Copy each line of the data below exactly, leaving out pictures.

* _EXTRACTED MATERIAL_:

○ ○ ○ ○

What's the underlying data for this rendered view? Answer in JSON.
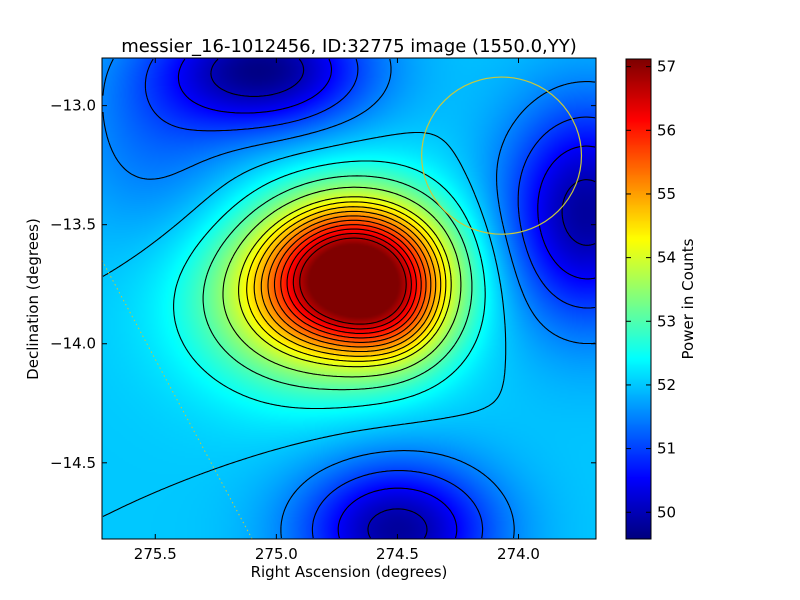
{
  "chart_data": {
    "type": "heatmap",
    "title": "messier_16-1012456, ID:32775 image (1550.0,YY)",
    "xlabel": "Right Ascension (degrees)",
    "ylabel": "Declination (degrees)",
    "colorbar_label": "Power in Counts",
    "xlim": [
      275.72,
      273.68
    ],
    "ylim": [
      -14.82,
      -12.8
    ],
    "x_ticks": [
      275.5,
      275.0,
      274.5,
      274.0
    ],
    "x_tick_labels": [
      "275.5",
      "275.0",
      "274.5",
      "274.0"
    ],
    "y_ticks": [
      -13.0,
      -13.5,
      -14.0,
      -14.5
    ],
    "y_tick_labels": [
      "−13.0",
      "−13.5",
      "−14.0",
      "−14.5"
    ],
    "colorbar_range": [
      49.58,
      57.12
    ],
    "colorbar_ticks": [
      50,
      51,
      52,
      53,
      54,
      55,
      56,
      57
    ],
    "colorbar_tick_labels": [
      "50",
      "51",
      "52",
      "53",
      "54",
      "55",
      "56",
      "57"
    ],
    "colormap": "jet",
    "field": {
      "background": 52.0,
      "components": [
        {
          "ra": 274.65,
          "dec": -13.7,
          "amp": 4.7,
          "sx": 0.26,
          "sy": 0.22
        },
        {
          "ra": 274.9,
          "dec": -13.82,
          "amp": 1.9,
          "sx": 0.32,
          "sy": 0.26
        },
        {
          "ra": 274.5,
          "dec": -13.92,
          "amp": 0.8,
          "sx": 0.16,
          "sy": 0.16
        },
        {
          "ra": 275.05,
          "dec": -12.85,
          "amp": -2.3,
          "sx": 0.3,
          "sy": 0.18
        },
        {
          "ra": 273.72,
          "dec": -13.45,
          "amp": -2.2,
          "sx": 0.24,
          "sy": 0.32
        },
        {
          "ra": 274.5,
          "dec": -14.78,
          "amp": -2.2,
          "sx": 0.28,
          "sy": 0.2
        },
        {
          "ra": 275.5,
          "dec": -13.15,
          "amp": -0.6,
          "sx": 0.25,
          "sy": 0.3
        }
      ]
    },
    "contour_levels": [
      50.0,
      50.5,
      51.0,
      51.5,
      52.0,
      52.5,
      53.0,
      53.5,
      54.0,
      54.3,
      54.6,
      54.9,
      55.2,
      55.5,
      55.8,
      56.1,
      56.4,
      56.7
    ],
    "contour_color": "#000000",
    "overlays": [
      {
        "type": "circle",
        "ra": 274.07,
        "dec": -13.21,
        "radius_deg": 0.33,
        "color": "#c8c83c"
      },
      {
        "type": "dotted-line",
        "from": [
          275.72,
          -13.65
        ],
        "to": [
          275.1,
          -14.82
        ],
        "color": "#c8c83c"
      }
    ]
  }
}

○ ○ ○ ○

* _ANSWER BELOW_:
What's the underlying data for this rendered view? Answer in JSON.
{
  "chart_data": {
    "type": "heatmap",
    "title": "messier_16-1012456, ID:32775 image (1550.0,YY)",
    "xlabel": "Right Ascension (degrees)",
    "ylabel": "Declination (degrees)",
    "colorbar_label": "Power in Counts",
    "xlim": [
      275.72,
      273.68
    ],
    "ylim": [
      -14.82,
      -12.8
    ],
    "x_ticks": [
      275.5,
      275.0,
      274.5,
      274.0
    ],
    "x_tick_labels": [
      "275.5",
      "275.0",
      "274.5",
      "274.0"
    ],
    "y_ticks": [
      -13.0,
      -13.5,
      -14.0,
      -14.5
    ],
    "y_tick_labels": [
      "−13.0",
      "−13.5",
      "−14.0",
      "−14.5"
    ],
    "colorbar_range": [
      49.58,
      57.12
    ],
    "colorbar_ticks": [
      50,
      51,
      52,
      53,
      54,
      55,
      56,
      57
    ],
    "colorbar_tick_labels": [
      "50",
      "51",
      "52",
      "53",
      "54",
      "55",
      "56",
      "57"
    ],
    "colormap": "jet",
    "field": {
      "background": 52.0,
      "components": [
        {
          "ra": 274.65,
          "dec": -13.7,
          "amp": 4.7,
          "sx": 0.26,
          "sy": 0.22
        },
        {
          "ra": 274.9,
          "dec": -13.82,
          "amp": 1.9,
          "sx": 0.32,
          "sy": 0.26
        },
        {
          "ra": 274.5,
          "dec": -13.92,
          "amp": 0.8,
          "sx": 0.16,
          "sy": 0.16
        },
        {
          "ra": 275.05,
          "dec": -12.85,
          "amp": -2.3,
          "sx": 0.3,
          "sy": 0.18
        },
        {
          "ra": 273.72,
          "dec": -13.45,
          "amp": -2.2,
          "sx": 0.24,
          "sy": 0.32
        },
        {
          "ra": 274.5,
          "dec": -14.78,
          "amp": -2.2,
          "sx": 0.28,
          "sy": 0.2
        },
        {
          "ra": 275.5,
          "dec": -13.15,
          "amp": -0.6,
          "sx": 0.25,
          "sy": 0.3
        }
      ]
    },
    "contour_levels": [
      50.0,
      50.5,
      51.0,
      51.5,
      52.0,
      52.5,
      53.0,
      53.5,
      54.0,
      54.3,
      54.6,
      54.9,
      55.2,
      55.5,
      55.8,
      56.1,
      56.4,
      56.7
    ],
    "contour_color": "#000000",
    "overlays": [
      {
        "type": "circle",
        "ra": 274.07,
        "dec": -13.21,
        "radius_deg": 0.33,
        "color": "#c8c83c"
      },
      {
        "type": "dotted-line",
        "from": [
          275.72,
          -13.65
        ],
        "to": [
          275.1,
          -14.82
        ],
        "color": "#c8c83c"
      }
    ]
  }
}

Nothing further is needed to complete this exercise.